— start —

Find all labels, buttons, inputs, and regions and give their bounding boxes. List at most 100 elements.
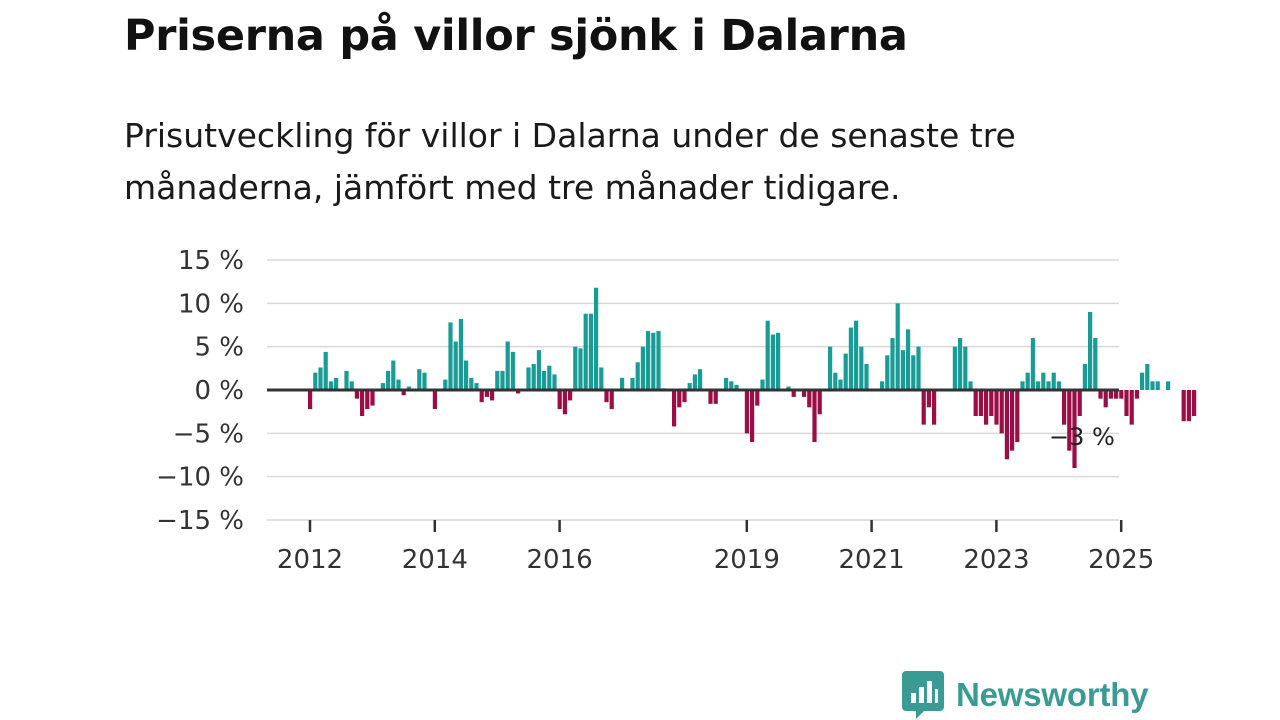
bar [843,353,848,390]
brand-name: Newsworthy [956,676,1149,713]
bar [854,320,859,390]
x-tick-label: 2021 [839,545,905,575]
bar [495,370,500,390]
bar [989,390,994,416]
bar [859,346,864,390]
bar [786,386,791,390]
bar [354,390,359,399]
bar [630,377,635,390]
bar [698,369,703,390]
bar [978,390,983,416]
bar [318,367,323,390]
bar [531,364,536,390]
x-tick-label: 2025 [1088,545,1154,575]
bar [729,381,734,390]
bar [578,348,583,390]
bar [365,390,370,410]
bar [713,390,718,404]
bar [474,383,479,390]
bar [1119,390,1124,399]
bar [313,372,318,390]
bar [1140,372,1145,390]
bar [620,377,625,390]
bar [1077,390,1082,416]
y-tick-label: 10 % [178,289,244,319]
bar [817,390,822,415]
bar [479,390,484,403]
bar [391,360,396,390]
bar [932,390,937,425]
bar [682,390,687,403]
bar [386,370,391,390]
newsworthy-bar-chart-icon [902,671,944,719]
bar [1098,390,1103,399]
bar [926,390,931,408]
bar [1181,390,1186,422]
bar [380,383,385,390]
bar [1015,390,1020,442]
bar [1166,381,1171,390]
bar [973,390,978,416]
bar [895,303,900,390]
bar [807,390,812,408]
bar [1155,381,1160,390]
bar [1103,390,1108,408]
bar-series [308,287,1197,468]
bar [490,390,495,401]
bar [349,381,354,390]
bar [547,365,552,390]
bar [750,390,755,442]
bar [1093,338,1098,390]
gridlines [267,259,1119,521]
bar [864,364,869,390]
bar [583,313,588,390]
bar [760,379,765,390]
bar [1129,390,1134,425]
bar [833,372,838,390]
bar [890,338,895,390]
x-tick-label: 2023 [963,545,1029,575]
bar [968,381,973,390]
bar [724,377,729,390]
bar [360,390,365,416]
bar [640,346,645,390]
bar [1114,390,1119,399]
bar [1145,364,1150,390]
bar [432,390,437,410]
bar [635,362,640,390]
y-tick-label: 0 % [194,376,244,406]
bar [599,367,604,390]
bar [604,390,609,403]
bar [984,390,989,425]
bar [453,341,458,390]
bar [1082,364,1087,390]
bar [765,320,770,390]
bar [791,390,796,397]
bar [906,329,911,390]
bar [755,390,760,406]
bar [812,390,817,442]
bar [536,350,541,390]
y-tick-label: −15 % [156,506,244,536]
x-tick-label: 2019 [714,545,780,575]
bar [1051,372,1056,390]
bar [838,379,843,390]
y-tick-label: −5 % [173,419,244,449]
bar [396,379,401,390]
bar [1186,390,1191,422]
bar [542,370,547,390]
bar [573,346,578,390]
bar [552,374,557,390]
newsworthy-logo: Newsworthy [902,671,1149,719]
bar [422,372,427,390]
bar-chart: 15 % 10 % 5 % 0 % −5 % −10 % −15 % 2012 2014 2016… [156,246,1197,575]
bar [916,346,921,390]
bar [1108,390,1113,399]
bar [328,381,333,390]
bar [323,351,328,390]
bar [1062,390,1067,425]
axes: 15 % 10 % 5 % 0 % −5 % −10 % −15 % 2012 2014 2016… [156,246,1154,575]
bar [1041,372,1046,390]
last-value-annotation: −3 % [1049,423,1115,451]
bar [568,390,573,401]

— end —
— start —

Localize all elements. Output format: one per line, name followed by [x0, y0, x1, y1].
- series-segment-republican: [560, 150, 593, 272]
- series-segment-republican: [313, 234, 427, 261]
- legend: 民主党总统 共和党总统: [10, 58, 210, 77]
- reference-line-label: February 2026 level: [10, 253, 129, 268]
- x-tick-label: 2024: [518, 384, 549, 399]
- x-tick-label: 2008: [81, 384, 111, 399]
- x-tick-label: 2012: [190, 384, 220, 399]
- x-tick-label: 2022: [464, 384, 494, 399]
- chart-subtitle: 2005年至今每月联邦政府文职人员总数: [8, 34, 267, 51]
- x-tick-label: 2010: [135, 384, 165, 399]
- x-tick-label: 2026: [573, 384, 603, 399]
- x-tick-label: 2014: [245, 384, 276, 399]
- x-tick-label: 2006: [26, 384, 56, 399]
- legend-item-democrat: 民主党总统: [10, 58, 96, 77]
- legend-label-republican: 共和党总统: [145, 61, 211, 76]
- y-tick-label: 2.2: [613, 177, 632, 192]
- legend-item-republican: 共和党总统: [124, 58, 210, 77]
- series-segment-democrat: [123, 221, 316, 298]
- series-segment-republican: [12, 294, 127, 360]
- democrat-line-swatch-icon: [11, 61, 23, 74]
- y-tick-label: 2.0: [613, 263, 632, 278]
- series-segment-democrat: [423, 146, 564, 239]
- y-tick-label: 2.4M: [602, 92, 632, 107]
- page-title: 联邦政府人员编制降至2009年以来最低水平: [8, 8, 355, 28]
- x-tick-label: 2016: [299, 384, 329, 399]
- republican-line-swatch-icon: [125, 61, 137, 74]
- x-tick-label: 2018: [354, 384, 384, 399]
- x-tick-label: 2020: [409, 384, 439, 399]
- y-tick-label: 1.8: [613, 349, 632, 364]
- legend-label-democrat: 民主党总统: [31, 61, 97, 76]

— end —

**TASK DIRECTIONS:**
Could you give the rows from the line with "Localize all elements." to the line with "- x-tick-label: 2014: [245, 384, 276, 399]" as a JSON list of strings, one string per line?

**ANSWER TO THE TASK:**
[
  "Localize all elements. Output format: one per line, name followed by [x0, y0, x1, y1].",
  "- series-segment-republican: [560, 150, 593, 272]",
  "- series-segment-republican: [313, 234, 427, 261]",
  "- legend: 民主党总统 共和党总统: [10, 58, 210, 77]",
  "- reference-line-label: February 2026 level: [10, 253, 129, 268]",
  "- x-tick-label: 2024: [518, 384, 549, 399]",
  "- x-tick-label: 2008: [81, 384, 111, 399]",
  "- x-tick-label: 2012: [190, 384, 220, 399]",
  "- x-tick-label: 2022: [464, 384, 494, 399]",
  "- chart-subtitle: 2005年至今每月联邦政府文职人员总数: [8, 34, 267, 51]",
  "- x-tick-label: 2010: [135, 384, 165, 399]",
  "- x-tick-label: 2026: [573, 384, 603, 399]",
  "- x-tick-label: 2014: [245, 384, 276, 399]"
]